Supplied records ::
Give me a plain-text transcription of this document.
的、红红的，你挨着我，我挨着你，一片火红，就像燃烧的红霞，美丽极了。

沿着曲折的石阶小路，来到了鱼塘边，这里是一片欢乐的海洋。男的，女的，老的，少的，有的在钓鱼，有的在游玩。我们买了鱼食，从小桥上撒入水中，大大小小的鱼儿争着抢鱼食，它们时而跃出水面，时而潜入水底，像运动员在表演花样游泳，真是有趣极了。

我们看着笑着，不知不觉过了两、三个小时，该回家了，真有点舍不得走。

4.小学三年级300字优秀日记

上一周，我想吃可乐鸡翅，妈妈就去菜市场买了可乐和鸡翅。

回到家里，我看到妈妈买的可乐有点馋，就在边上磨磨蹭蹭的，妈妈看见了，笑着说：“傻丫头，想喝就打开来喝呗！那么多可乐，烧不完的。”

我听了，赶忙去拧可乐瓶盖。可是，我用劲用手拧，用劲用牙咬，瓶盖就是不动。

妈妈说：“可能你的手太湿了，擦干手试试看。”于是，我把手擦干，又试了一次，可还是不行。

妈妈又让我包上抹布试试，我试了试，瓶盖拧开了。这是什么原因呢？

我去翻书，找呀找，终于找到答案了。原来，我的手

--

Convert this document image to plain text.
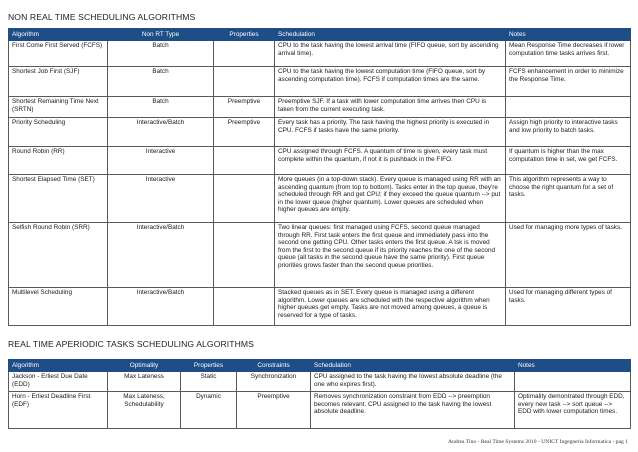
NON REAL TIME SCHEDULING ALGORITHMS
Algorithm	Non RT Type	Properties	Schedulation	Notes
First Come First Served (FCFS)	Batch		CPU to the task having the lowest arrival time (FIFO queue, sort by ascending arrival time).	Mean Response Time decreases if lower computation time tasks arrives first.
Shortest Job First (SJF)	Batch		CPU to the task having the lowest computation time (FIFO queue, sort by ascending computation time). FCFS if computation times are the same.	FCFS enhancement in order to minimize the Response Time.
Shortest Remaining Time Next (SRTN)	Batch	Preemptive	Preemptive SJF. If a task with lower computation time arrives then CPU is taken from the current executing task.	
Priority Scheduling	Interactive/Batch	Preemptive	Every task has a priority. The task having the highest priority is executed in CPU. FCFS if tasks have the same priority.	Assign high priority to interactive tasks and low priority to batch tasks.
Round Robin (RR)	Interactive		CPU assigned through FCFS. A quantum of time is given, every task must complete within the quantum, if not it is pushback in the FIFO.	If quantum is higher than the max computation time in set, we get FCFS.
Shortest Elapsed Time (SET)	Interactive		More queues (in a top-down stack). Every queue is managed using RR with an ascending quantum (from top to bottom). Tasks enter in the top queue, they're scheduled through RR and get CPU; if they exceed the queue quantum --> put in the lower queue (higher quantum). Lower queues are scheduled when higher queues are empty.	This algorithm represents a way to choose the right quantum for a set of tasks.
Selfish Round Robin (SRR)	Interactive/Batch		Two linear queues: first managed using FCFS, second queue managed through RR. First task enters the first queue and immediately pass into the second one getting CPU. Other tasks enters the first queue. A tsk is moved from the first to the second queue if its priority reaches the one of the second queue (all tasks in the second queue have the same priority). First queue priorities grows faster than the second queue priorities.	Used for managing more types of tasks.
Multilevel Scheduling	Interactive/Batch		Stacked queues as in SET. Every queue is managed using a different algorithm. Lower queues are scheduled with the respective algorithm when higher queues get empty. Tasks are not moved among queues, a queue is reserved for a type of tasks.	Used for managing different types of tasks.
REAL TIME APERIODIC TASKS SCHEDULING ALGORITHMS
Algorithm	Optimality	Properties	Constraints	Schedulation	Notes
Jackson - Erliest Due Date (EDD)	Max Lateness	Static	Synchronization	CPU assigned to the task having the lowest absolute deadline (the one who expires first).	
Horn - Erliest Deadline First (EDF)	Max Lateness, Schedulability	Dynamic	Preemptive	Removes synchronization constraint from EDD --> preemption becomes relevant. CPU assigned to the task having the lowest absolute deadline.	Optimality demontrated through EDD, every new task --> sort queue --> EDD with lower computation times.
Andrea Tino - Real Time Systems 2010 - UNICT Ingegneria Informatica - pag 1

Aim :: Within the listing above, copy each line that has the string "absolute".

Reply ::
Jackson - Erliest Due Date (EDD)	Max Lateness	Static	Synchronization	CPU assigned to the task having the lowest absolute deadline (the one who expires first).	
Horn - Erliest Deadline First (EDF)	Max Lateness, Schedulability	Dynamic	Preemptive	Removes synchronization constraint from EDD --> preemption becomes relevant. CPU assigned to the task having the lowest absolute deadline.	Optimality demontrated through EDD, every new task --> sort queue --> EDD with lower computation times.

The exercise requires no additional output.